- [TASK TO CARRY OUT]: Quote only the lines that start at the line with "Extract all readable text from this page." and run to the end of the entries; omit the pictures.

- [DATA ROWS]:
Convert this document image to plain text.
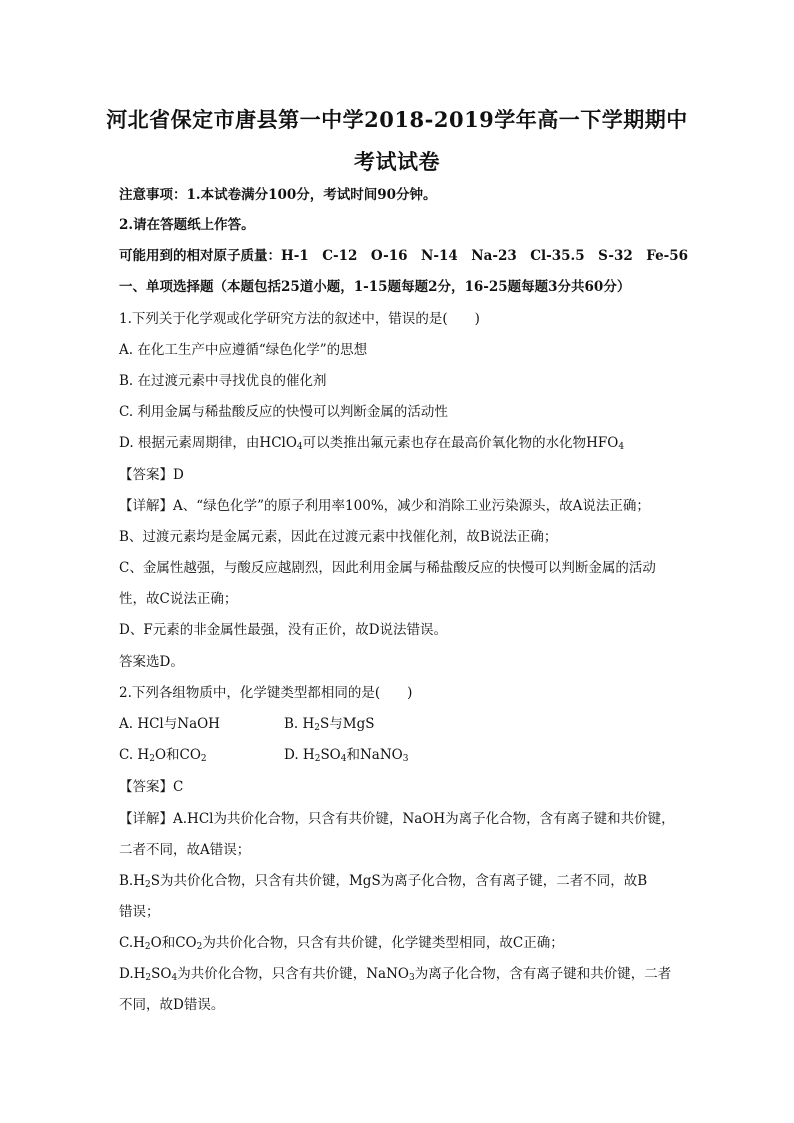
河北省保定市唐县第一中学2018-2019学年高一下学期期中
考试试卷
注意事项：1.本试卷满分100分，考试时间90分钟。
2.请在答题纸上作答。
可能用到的相对原子质量：H-1　C-12　O-16　N-14　Na-23　Cl-35.5　S-32　Fe-56
一、单项选择题（本题包括25道小题，1-15题每题2分，16-25题每题3分共60分）
1.下列关于化学观或化学研究方法的叙述中，错误的是(　　)
A. 在化工生产中应遵循“绿色化学”的思想
B. 在过渡元素中寻找优良的催化剂
C. 利用金属与稀盐酸反应的快慢可以判断金属的活动性
D. 根据元素周期律，由HClO$_4$可以类推出氟元素也存在最高价氧化物的水化物$HFO_4$
【答案】D
【详解】A、“绿色化学”的原子利用率100%，减少和消除工业污染源头，故A说法正确；
B、过渡元素均是金属元素，因此在过渡元素中找催化剂，故B说法正确；
C、金属性越强，与酸反应越剧烈，因此利用金属与稀盐酸反应的快慢可以判断金属的活动
性，故C说法正确；
D、F元素的非金属性最强，没有正价，故D说法错误。
答案选D。
2.下列各组物质中，化学键类型都相同的是(　　)
A. HCl与NaOH	B. $H_2S$与MgS
C. $H_2O$和$CO_2$	D. $H_2SO_4$和NaNO$_3$
【答案】C
【详解】A.HCl为共价化合物，只含有共价键，NaOH为离子化合物，含有离子键和共价键，
二者不同，故A错误；
$B.H_2S$为共价化合物，只含有共价键，MgS为离子化合物，含有离子键，二者不同，故B
错误；
$C.H_2O$和$CO_2$为共价化合物，只含有共价键，化学键类型相同，故C正确；
$D.H_2SO_4$为共价化合物，只含有共价键，NaNO$_3$为离子化合物，含有离子键和共价键，二者
不同，故D错误。
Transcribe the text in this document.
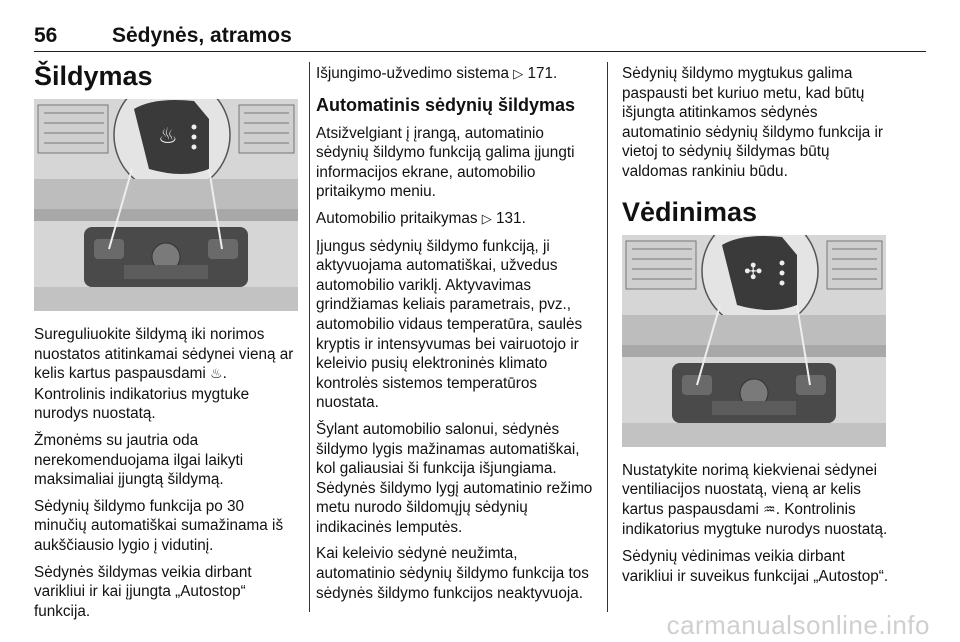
56	Sėdynės, atramos
Šildymas
♨

Sureguliuokite šildymą iki norimos nuostatos atitinkamai sėdynei vieną ar kelis kartus paspausdami ♨. Kontrolinis indikatorius mygtuke nurodys nuostatą.

Žmonėms su jautria oda nerekomenduojama ilgai laikyti maksimaliai įjungtą šildymą.

Sėdynių šildymo funkcija po 30 minučių automatiškai sumažinama iš aukščiausio lygio į vidutinį.

Sėdynės šildymas veikia dirbant varikliui ir kai įjungta „Autostop“ funkcija.

Išjungimo-užvedimo sistema ▷ 171.

Automatinis sėdynių šildymas

Atsižvelgiant į įrangą, automatinio sėdynių šildymo funkciją galima įjungti informacijos ekrane, automobilio pritaikymo meniu.

Automobilio pritaikymas ▷ 131.

Įjungus sėdynių šildymo funkciją, ji aktyvuojama automatiškai, užvedus automobilio variklį. Aktyvavimas grindžiamas keliais parametrais, pvz., automobilio vidaus temperatūra, saulės kryptis ir intensyvumas bei vairuotojo ir keleivio pusių elektroninės klimato kontrolės sistemos temperatūros nuostata.

Šylant automobilio salonui, sėdynės šildymo lygis mažinamas automatiškai, kol galiausiai ši funkcija išjungiama. Sėdynės šildymo lygį automatinio režimo metu nurodo šildomųjų sėdynių indikacinės lemputės.

Kai keleivio sėdynė neužimta, automatinio sėdynių šildymo funkcija tos sėdynės šildymo funkcijos neaktyvuoja.

Sėdynių šildymo mygtukus galima paspausti bet kuriuo metu, kad būtų išjungta atitinkamos sėdynės automatinio sėdynių šildymo funkcija ir vietoj to sėdynių šildymas būtų valdomas rankiniu būdu.

Vėdinimas
✣

Nustatykite norimą kiekvienai sėdynei ventiliacijos nuostatą, vieną ar kelis kartus paspausdami ♒. Kontrolinis indikatorius mygtuke nurodys nuostatą.

Sėdynių vėdinimas veikia dirbant varikliui ir suveikus funkcijai „Autostop“.

carmanualsonline.info
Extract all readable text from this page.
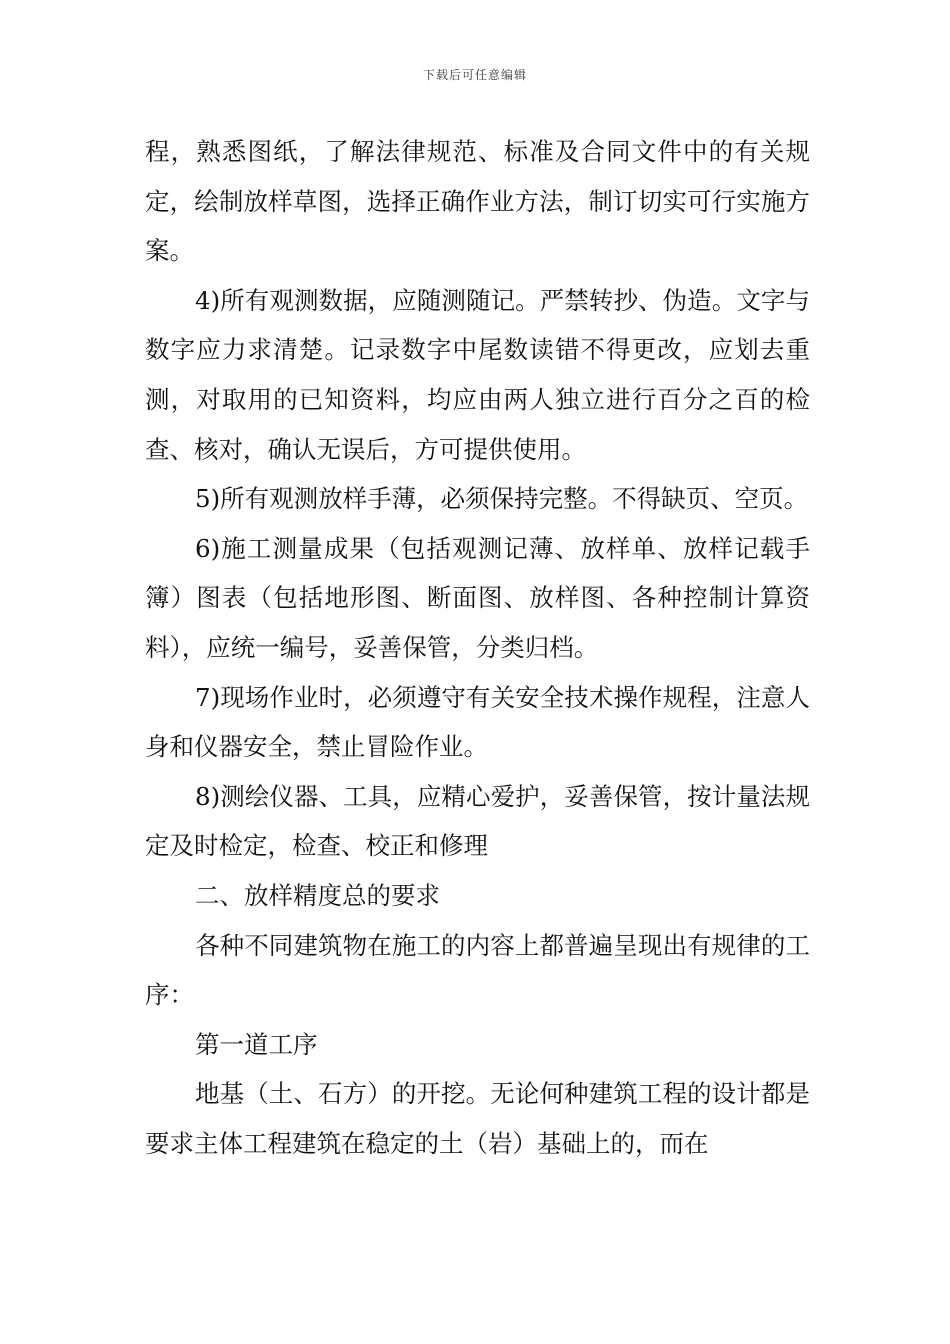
下载后可任意编辑

程，熟悉图纸，了解法律规范、标准及合同文件中的有关规定，绘制放样草图，选择正确作业方法，制订切实可行实施方案。

4)所有观测数据，应随测随记。严禁转抄、伪造。文字与数字应力求清楚。记录数字中尾数读错不得更改，应划去重测，对取用的已知资料，均应由两人独立进行百分之百的检查、核对，确认无误后，方可提供使用。

5)所有观测放样手薄，必须保持完整。不得缺页、空页。

6)施工测量成果（包括观测记薄、放样单、放样记载手簿）图表（包括地形图、断面图、放样图、各种控制计算资料），应统一编号，妥善保管，分类归档。

7)现场作业时，必须遵守有关安全技术操作规程，注意人身和仪器安全，禁止冒险作业。

8)测绘仪器、工具，应精心爱护，妥善保管，按计量法规定及时检定，检查、校正和修理

二、放样精度总的要求

各种不同建筑物在施工的内容上都普遍呈现出有规律的工序：

第一道工序

地基（土、石方）的开挖。无论何种建筑工程的设计都是要求主体工程建筑在稳定的土（岩）基础上的，而在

- [RESPONSE BELOW]:
Extract all readable text from this page.
下载后可任意编辑

程，熟悉图纸，了解法律规范、标准及合同文件中的有关规定，绘制放样草图，选择正确作业方法，制订切实可行实施方案。

4)所有观测数据，应随测随记。严禁转抄、伪造。文字与数字应力求清楚。记录数字中尾数读错不得更改，应划去重测，对取用的已知资料，均应由两人独立进行百分之百的检查、核对，确认无误后，方可提供使用。

5)所有观测放样手薄，必须保持完整。不得缺页、空页。

6)施工测量成果（包括观测记薄、放样单、放样记载手簿）图表（包括地形图、断面图、放样图、各种控制计算资料），应统一编号，妥善保管，分类归档。

7)现场作业时，必须遵守有关安全技术操作规程，注意人身和仪器安全，禁止冒险作业。

8)测绘仪器、工具，应精心爱护，妥善保管，按计量法规定及时检定，检查、校正和修理

二、放样精度总的要求

各种不同建筑物在施工的内容上都普遍呈现出有规律的工序：

第一道工序

地基（土、石方）的开挖。无论何种建筑工程的设计都是要求主体工程建筑在稳定的土（岩）基础上的，而在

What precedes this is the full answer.